= Given data =
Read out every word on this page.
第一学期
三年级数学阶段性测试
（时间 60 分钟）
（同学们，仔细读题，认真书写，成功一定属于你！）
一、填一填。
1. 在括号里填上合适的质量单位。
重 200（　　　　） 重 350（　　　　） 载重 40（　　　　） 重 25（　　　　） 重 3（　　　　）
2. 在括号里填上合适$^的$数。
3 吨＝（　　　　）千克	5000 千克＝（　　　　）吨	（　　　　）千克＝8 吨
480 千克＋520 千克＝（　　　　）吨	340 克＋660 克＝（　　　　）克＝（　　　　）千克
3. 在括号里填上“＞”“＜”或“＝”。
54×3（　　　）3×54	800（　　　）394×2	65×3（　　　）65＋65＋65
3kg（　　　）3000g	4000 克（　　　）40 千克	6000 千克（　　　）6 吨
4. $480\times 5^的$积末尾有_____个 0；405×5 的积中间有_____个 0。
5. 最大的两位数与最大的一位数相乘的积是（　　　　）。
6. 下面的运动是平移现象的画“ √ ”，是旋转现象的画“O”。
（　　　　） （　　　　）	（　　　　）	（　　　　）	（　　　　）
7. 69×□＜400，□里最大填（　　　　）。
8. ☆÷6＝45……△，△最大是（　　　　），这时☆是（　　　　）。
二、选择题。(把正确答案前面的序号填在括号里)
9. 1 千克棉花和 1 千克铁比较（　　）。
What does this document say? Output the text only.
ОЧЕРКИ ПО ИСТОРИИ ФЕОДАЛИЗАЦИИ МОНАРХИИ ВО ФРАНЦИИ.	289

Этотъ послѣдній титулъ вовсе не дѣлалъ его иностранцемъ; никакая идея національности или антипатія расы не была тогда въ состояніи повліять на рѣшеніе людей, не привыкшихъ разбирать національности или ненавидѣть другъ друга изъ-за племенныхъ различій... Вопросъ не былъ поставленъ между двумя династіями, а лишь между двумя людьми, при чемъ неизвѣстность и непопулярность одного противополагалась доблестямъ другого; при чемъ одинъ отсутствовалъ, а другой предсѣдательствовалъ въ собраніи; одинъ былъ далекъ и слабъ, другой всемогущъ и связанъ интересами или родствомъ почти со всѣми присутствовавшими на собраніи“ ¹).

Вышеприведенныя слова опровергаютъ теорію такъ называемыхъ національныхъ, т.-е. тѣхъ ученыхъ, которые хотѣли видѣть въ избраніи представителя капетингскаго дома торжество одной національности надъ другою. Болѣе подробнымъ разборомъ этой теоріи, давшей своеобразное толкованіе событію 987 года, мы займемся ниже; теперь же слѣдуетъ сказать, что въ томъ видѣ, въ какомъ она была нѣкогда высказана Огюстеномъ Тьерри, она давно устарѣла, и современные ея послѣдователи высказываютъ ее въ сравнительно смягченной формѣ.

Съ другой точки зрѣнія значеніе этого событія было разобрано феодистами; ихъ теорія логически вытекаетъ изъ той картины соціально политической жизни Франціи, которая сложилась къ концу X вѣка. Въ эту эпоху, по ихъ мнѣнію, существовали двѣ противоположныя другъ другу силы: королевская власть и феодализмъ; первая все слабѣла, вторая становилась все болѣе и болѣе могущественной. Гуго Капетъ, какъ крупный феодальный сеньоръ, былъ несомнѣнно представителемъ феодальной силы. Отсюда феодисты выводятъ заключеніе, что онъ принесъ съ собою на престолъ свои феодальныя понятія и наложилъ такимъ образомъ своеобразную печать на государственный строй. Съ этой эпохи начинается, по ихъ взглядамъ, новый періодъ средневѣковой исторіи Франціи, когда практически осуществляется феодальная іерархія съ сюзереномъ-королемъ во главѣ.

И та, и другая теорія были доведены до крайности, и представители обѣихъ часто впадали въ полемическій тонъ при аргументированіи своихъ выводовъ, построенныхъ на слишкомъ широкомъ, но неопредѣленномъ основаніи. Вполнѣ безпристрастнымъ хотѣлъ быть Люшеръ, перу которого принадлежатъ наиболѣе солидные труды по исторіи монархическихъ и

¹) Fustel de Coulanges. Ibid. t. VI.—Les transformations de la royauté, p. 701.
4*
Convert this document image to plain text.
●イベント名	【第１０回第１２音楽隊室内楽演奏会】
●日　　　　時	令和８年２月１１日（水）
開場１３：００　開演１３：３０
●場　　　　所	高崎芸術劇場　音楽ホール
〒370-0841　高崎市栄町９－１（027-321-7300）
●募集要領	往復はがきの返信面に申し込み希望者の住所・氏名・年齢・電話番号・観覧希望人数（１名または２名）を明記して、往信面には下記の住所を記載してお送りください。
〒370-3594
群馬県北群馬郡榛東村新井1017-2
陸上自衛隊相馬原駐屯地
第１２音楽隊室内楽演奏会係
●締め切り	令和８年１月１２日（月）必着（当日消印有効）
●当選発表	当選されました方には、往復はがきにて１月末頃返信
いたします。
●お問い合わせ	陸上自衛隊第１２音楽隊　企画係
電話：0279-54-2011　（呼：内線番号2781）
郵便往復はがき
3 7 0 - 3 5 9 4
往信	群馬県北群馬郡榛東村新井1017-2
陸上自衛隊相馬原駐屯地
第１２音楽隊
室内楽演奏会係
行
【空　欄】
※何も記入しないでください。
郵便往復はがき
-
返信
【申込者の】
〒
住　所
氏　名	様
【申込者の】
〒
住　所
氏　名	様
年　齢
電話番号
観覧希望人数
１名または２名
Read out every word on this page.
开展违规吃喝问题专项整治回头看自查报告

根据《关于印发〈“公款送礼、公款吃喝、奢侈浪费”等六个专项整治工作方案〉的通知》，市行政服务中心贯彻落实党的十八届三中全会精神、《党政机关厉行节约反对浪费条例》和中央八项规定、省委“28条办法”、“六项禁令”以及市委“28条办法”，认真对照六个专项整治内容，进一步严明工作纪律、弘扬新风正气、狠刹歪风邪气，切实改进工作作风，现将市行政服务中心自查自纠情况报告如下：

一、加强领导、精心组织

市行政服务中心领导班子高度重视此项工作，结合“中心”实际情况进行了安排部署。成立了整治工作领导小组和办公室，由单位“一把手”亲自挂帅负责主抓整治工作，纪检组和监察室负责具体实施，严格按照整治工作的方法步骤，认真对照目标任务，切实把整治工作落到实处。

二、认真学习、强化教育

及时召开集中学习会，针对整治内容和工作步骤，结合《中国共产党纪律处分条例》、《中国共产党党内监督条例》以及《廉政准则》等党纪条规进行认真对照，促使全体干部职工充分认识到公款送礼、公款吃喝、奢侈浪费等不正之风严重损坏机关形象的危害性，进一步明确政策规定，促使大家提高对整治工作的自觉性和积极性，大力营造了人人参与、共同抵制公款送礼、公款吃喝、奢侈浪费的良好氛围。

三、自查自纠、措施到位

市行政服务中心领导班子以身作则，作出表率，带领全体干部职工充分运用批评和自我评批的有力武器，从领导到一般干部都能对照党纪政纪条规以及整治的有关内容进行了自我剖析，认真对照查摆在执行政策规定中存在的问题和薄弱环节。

= Stated exercise =
Say how many lines contain "公款吃喝", and give nothing but that number.

= Completed exercise =
2